→ **Records for this task**:
·····
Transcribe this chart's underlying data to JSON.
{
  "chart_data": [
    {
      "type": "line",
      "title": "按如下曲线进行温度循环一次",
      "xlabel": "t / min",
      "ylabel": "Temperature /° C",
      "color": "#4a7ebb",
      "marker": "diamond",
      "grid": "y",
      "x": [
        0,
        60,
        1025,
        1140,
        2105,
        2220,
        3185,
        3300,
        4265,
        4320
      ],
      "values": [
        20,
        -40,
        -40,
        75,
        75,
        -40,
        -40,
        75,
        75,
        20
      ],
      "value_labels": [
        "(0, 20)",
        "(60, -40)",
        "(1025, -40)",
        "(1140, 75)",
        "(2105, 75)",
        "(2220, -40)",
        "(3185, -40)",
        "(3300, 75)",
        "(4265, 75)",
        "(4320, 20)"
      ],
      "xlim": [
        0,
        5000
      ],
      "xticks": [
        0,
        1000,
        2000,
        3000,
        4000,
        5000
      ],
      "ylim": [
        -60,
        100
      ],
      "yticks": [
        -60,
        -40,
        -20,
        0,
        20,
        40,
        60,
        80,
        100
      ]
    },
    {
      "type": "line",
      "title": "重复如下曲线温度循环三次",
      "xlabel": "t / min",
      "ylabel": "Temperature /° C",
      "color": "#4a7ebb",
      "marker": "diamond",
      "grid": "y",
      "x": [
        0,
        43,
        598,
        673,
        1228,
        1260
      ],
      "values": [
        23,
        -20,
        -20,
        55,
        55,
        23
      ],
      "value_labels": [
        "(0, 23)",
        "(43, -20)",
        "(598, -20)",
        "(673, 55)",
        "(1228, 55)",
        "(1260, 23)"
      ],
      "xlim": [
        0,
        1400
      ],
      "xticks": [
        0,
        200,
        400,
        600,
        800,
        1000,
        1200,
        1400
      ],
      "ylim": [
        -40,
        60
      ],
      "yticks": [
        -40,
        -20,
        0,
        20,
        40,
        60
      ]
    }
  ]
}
·····
→ **Work to be completed**: Copy out all of the data exactly, leaving nothing out.

→ **Final answer**:
Transcribe this chart's underlying data to JSON.
{
  "chart_data": [
    {
      "type": "line",
      "title": "按如下曲线进行温度循环一次",
      "xlabel": "t / min",
      "ylabel": "Temperature /° C",
      "color": "#4a7ebb",
      "marker": "diamond",
      "grid": "y",
      "x": [
        0,
        60,
        1025,
        1140,
        2105,
        2220,
        3185,
        3300,
        4265,
        4320
      ],
      "values": [
        20,
        -40,
        -40,
        75,
        75,
        -40,
        -40,
        75,
        75,
        20
      ],
      "value_labels": [
        "(0, 20)",
        "(60, -40)",
        "(1025, -40)",
        "(1140, 75)",
        "(2105, 75)",
        "(2220, -40)",
        "(3185, -40)",
        "(3300, 75)",
        "(4265, 75)",
        "(4320, 20)"
      ],
      "xlim": [
        0,
        5000
      ],
      "xticks": [
        0,
        1000,
        2000,
        3000,
        4000,
        5000
      ],
      "ylim": [
        -60,
        100
      ],
      "yticks": [
        -60,
        -40,
        -20,
        0,
        20,
        40,
        60,
        80,
        100
      ]
    },
    {
      "type": "line",
      "title": "重复如下曲线温度循环三次",
      "xlabel": "t / min",
      "ylabel": "Temperature /° C",
      "color": "#4a7ebb",
      "marker": "diamond",
      "grid": "y",
      "x": [
        0,
        43,
        598,
        673,
        1228,
        1260
      ],
      "values": [
        23,
        -20,
        -20,
        55,
        55,
        23
      ],
      "value_labels": [
        "(0, 23)",
        "(43, -20)",
        "(598, -20)",
        "(673, 55)",
        "(1228, 55)",
        "(1260, 23)"
      ],
      "xlim": [
        0,
        1400
      ],
      "xticks": [
        0,
        200,
        400,
        600,
        800,
        1000,
        1200,
        1400
      ],
      "ylim": [
        -40,
        60
      ],
      "yticks": [
        -40,
        -20,
        0,
        20,
        40,
        60
      ]
    }
  ]
}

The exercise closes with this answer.